> _Supplied material_:

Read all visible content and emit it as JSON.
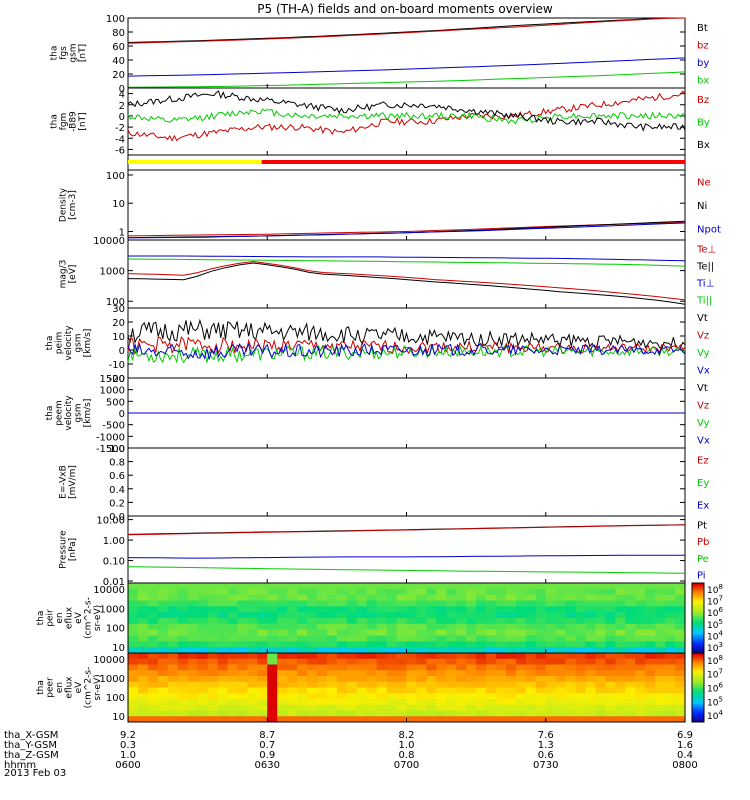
{
  "title": "P5 (TH-A) fields and on-board moments overview",
  "date_label": "2013 Feb 03",
  "colors": {
    "black": "#000000",
    "red": "#cc0000",
    "green": "#00cc00",
    "blue": "#0000cc",
    "yellow": "#ffff00",
    "redbar": "#ff0000"
  },
  "chart_data": [
    {
      "type": "line",
      "ylabel": [
        "tha",
        "fgs",
        "gsm",
        "[nT]"
      ],
      "ylim": [
        0,
        100
      ],
      "ticks": [
        "0",
        "20",
        "40",
        "60",
        "80",
        "100"
      ],
      "series": [
        {
          "name": "Bt",
          "color": "black",
          "values": [
            65,
            68,
            72,
            77,
            83,
            90,
            96,
            101
          ]
        },
        {
          "name": "bz",
          "color": "red",
          "values": [
            64,
            67,
            71,
            76,
            82,
            88,
            95,
            101
          ]
        },
        {
          "name": "by",
          "color": "blue",
          "values": [
            17,
            19,
            22,
            25,
            29,
            33,
            38,
            43
          ]
        },
        {
          "name": "bx",
          "color": "green",
          "values": [
            1,
            2,
            4,
            7,
            10,
            14,
            18,
            23
          ]
        }
      ]
    },
    {
      "type": "line",
      "ylabel": [
        "tha",
        "fgm",
        "-B89",
        "[nT]"
      ],
      "ylim": [
        -7,
        5
      ],
      "ticks": [
        "-6",
        "-4",
        "-2",
        "0",
        "2",
        "4"
      ],
      "series": [
        {
          "name": "Bz",
          "color": "red",
          "values": [
            -3,
            -4,
            -3,
            -2,
            -2,
            -3,
            -1,
            -1,
            0,
            0,
            1,
            2,
            3,
            4
          ]
        },
        {
          "name": "By",
          "color": "green",
          "values": [
            0,
            -1,
            0,
            1,
            0,
            0,
            0,
            0,
            0,
            -1,
            0,
            0,
            0,
            0
          ]
        },
        {
          "name": "Bx",
          "color": "black",
          "values": [
            2,
            3,
            4,
            3,
            2,
            1,
            2,
            2,
            1,
            0,
            -1,
            -1,
            -2,
            -2
          ]
        }
      ]
    },
    {
      "type": "bar",
      "name": "mode",
      "segments": [
        {
          "color": "yellow",
          "from": 0,
          "to": 0.24
        },
        {
          "color": "redbar",
          "from": 0.24,
          "to": 1
        }
      ]
    },
    {
      "type": "line",
      "scale": "log",
      "ylabel": [
        "Density",
        "[cm-3]"
      ],
      "ylim": [
        0.5,
        150
      ],
      "ticks": [
        "1",
        "10",
        "100"
      ],
      "series": [
        {
          "name": "Ne",
          "color": "red",
          "values": [
            0.7,
            0.75,
            0.8,
            0.9,
            1.0,
            1.2,
            1.5,
            1.8,
            2.1
          ]
        },
        {
          "name": "Ni",
          "color": "black",
          "values": [
            0.6,
            0.65,
            0.7,
            0.8,
            0.9,
            1.1,
            1.4,
            1.8,
            2.3
          ]
        },
        {
          "name": "Npot",
          "color": "blue",
          "values": [
            0.6,
            0.62,
            0.7,
            0.78,
            0.9,
            1.05,
            1.3,
            1.6,
            2.0
          ]
        }
      ]
    },
    {
      "type": "line",
      "scale": "log",
      "ylabel": [
        "mag/3",
        "[eV]"
      ],
      "ylim": [
        60,
        10000
      ],
      "ticks": [
        "100",
        "1000",
        "10000"
      ],
      "series": [
        {
          "name": "Te⊥",
          "color": "red",
          "values": [
            800,
            700,
            2000,
            900,
            700,
            500,
            380,
            270,
            180,
            110
          ]
        },
        {
          "name": "Te||",
          "color": "black",
          "values": [
            550,
            500,
            1800,
            800,
            600,
            420,
            300,
            200,
            140,
            80
          ]
        },
        {
          "name": "Ti⊥",
          "color": "blue",
          "values": [
            3000,
            3000,
            2900,
            2800,
            2800,
            2700,
            2600,
            2500,
            2300,
            2100
          ]
        },
        {
          "name": "Ti||",
          "color": "green",
          "values": [
            2400,
            2300,
            2200,
            2100,
            2000,
            1900,
            1800,
            1700,
            1600,
            1400
          ]
        }
      ]
    },
    {
      "type": "line",
      "ylabel": [
        "tha",
        "peim",
        "velocity",
        "gsm",
        "[km/s]"
      ],
      "ylim": [
        -20,
        30
      ],
      "ticks": [
        "-20",
        "-10",
        "0",
        "10",
        "20",
        "30"
      ],
      "series": [
        {
          "name": "Vt",
          "color": "black",
          "values": [
            12,
            14,
            13,
            12,
            10,
            9,
            8,
            7,
            6,
            5
          ]
        },
        {
          "name": "Vz",
          "color": "red",
          "values": [
            3,
            4,
            3,
            3,
            2,
            2,
            2,
            1,
            1,
            1
          ]
        },
        {
          "name": "Vy",
          "color": "green",
          "values": [
            -3,
            -4,
            -3,
            -2,
            -2,
            -1,
            -1,
            -1,
            -1,
            -1
          ]
        },
        {
          "name": "Vx",
          "color": "blue",
          "values": [
            -1,
            -2,
            -1,
            -1,
            0,
            0,
            0,
            0,
            0,
            0
          ]
        }
      ]
    },
    {
      "type": "line",
      "ylabel": [
        "tha",
        "peem",
        "velocity",
        "gsm",
        "[km/s]"
      ],
      "ylim": [
        -1500,
        1500
      ],
      "ticks": [
        "-1500",
        "-1000",
        "-500",
        "0",
        "500",
        "1000",
        "1500"
      ],
      "series": [
        {
          "name": "Vt",
          "color": "black",
          "values": [
            0,
            0,
            0,
            0,
            0,
            0,
            0,
            0
          ]
        },
        {
          "name": "Vz",
          "color": "red",
          "values": [
            0,
            0,
            0,
            0,
            0,
            0,
            0,
            0
          ]
        },
        {
          "name": "Vy",
          "color": "green",
          "values": [
            0,
            0,
            0,
            0,
            0,
            0,
            0,
            0
          ]
        },
        {
          "name": "Vx",
          "color": "blue",
          "values": [
            0,
            0,
            0,
            0,
            0,
            0,
            0,
            0
          ]
        }
      ]
    },
    {
      "type": "line",
      "ylabel": [
        "E=-VxB",
        "[mV/m]"
      ],
      "ylim": [
        0,
        1
      ],
      "ticks": [
        "0.0",
        "0.2",
        "0.4",
        "0.6",
        "0.8",
        "1.0"
      ],
      "series": [
        {
          "name": "Ez",
          "color": "red",
          "values": []
        },
        {
          "name": "Ey",
          "color": "green",
          "values": []
        },
        {
          "name": "Ex",
          "color": "blue",
          "values": []
        }
      ]
    },
    {
      "type": "line",
      "scale": "log",
      "ylabel": [
        "Pressure",
        "[nPa]"
      ],
      "ylim": [
        0.008,
        15
      ],
      "ticks": [
        "0.01",
        "0.10",
        "1.00",
        "10.00"
      ],
      "series": [
        {
          "name": "Pt",
          "color": "black",
          "values": [
            1.9,
            2.2,
            2.5,
            2.8,
            3.2,
            3.7,
            4.3,
            5.0,
            5.6
          ]
        },
        {
          "name": "Pb",
          "color": "red",
          "values": [
            1.8,
            2.1,
            2.4,
            2.7,
            3.1,
            3.6,
            4.2,
            4.9,
            5.5
          ]
        },
        {
          "name": "Pe",
          "color": "green",
          "values": [
            0.05,
            0.045,
            0.04,
            0.036,
            0.033,
            0.03,
            0.028,
            0.026,
            0.024
          ]
        },
        {
          "name": "Pi",
          "color": "blue",
          "values": [
            0.14,
            0.13,
            0.14,
            0.15,
            0.15,
            0.16,
            0.17,
            0.18,
            0.18
          ]
        }
      ]
    },
    {
      "type": "heatmap",
      "ylabel": [
        "tha",
        "peir",
        "en",
        "eflux",
        "eV",
        "(cm^2-s-",
        "sr-eV)"
      ],
      "scale": "log",
      "ylim": [
        5,
        20000
      ],
      "ticks": [
        "10",
        "100",
        "1000",
        "10000"
      ],
      "colorbar": {
        "ticks": [
          "10^3",
          "10^4",
          "10^5",
          "10^6",
          "10^7",
          "10^8"
        ]
      }
    },
    {
      "type": "heatmap",
      "ylabel": [
        "tha",
        "peer",
        "en",
        "eflux",
        "eV",
        "(cm^2-s-",
        "sr-eV)"
      ],
      "scale": "log",
      "ylim": [
        5,
        20000
      ],
      "ticks": [
        "10",
        "100",
        "1000",
        "10000"
      ],
      "colorbar": {
        "ticks": [
          "10^4",
          "10^5",
          "10^6",
          "10^7",
          "10^8"
        ]
      }
    }
  ],
  "x_axis": {
    "row_labels": [
      "tha_X-GSM",
      "tha_Y-GSM",
      "tha_Z-GSM",
      "hhmm"
    ],
    "columns": [
      [
        "9.2",
        "0.3",
        "1.0",
        "0600"
      ],
      [
        "8.7",
        "0.7",
        "0.9",
        "0630"
      ],
      [
        "8.2",
        "1.0",
        "0.8",
        "0700"
      ],
      [
        "7.6",
        "1.3",
        "0.6",
        "0730"
      ],
      [
        "6.9",
        "1.6",
        "0.4",
        "0800"
      ]
    ]
  }
}
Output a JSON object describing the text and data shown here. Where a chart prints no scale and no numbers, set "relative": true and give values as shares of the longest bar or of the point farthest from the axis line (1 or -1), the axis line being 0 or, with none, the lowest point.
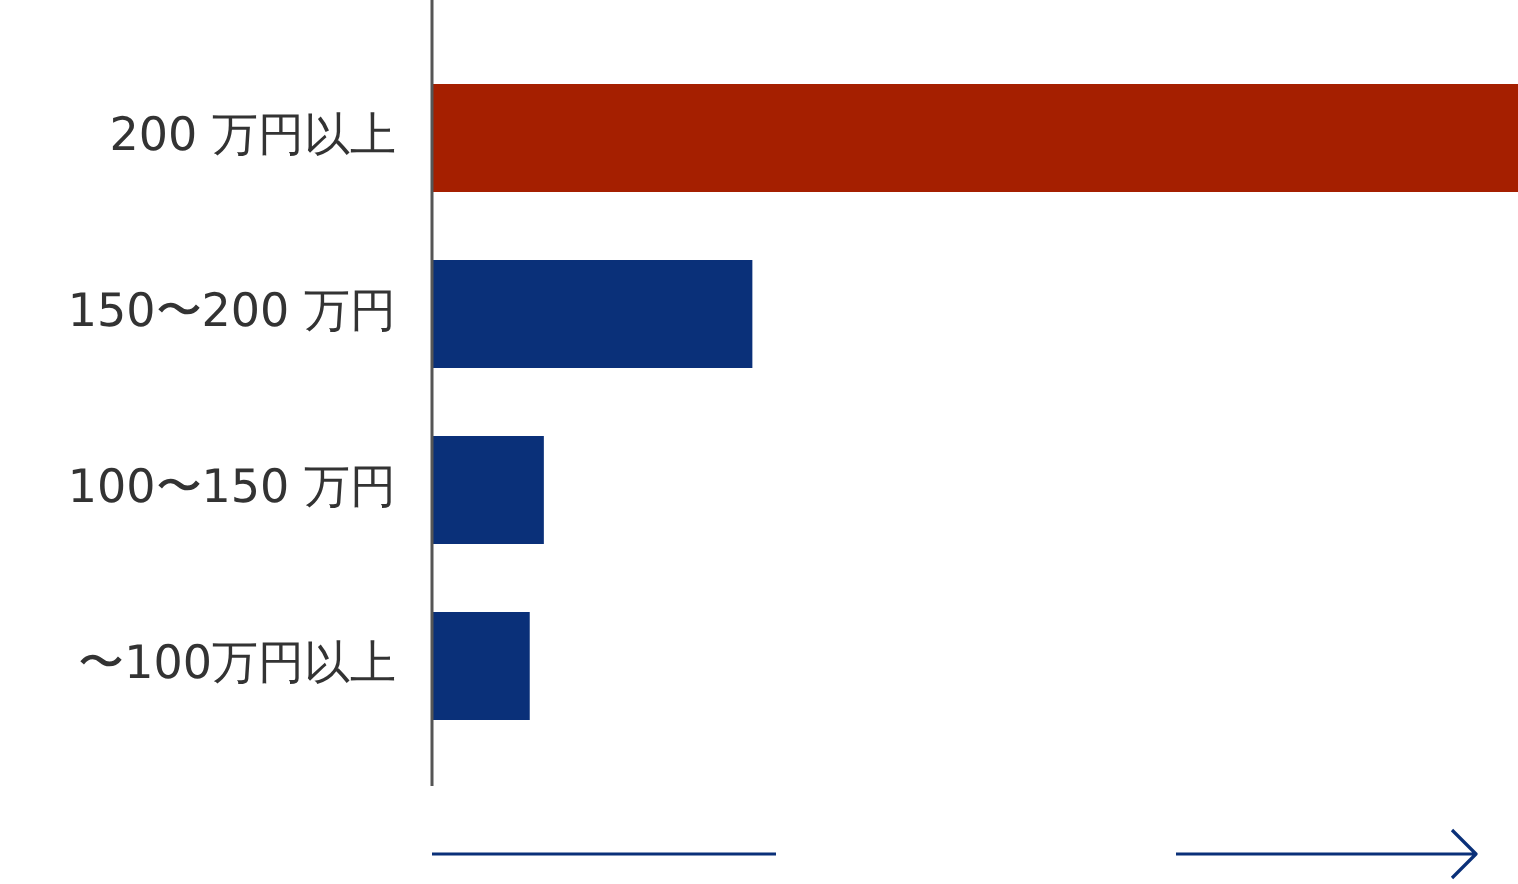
{
  "chart_data": {
    "type": "bar",
    "orientation": "horizontal",
    "relative": true,
    "categories": [
      "200 万円以上",
      "150〜200 万円",
      "100〜150 万円",
      "〜100万円以上"
    ],
    "values": [
      1,
      0.295,
      0.103,
      0.09
    ],
    "colors": [
      "#a51f00",
      "#0a3079",
      "#0a3079",
      "#0a3079"
    ],
    "legend": false
  }
}
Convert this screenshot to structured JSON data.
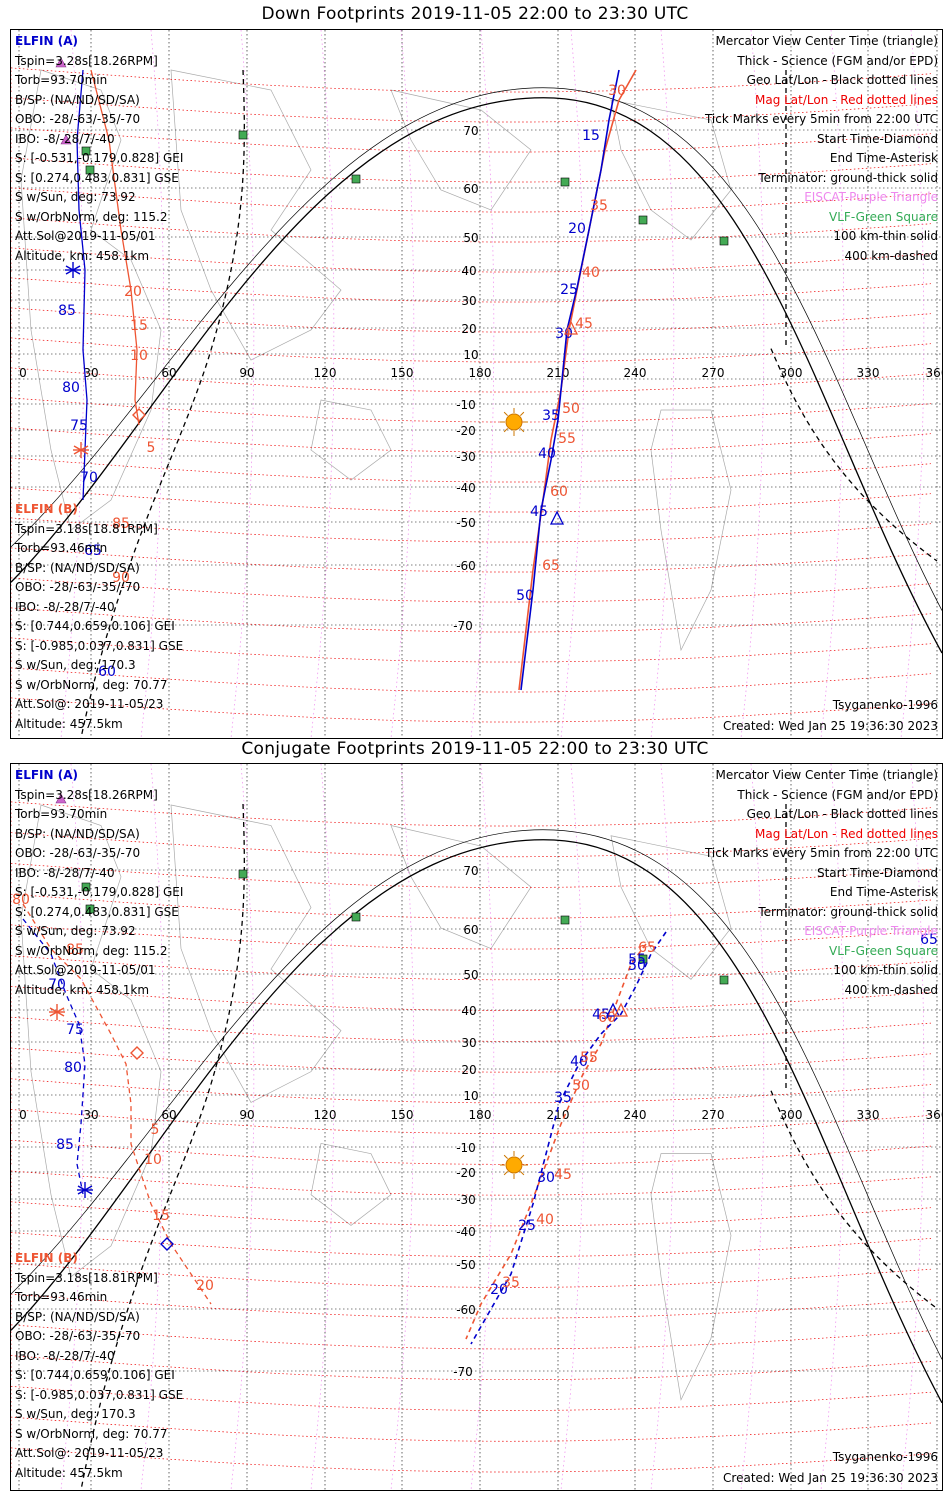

> _Directions_: Reproduce precisely the lines of the listing above, from the line containing "Output a JSON" to the last line, both ends included. Pictures are to be omitted.

> _Task result_:
Output a JSON object describing the text and data shown here. Where a chart prints no scale and no numbers, set "relative": true and give values as shares of the longest bar or of the point farthest from the axis line (1 or -1), the axis line being 0 or, with none, the lowest point.
{
  "chart_data": {
    "type": "bar",
    "orientation": "horizontal",
    "relative": true,
    "categories": [
      "200 万円以上",
      "150〜200 万円",
      "100〜150 万円",
      "〜100万円以上"
    ],
    "values": [
      1,
      0.295,
      0.103,
      0.09
    ],
    "colors": [
      "#a51f00",
      "#0a3079",
      "#0a3079",
      "#0a3079"
    ],
    "legend": false
  }
}
Convert this screenshot to structured JSON data.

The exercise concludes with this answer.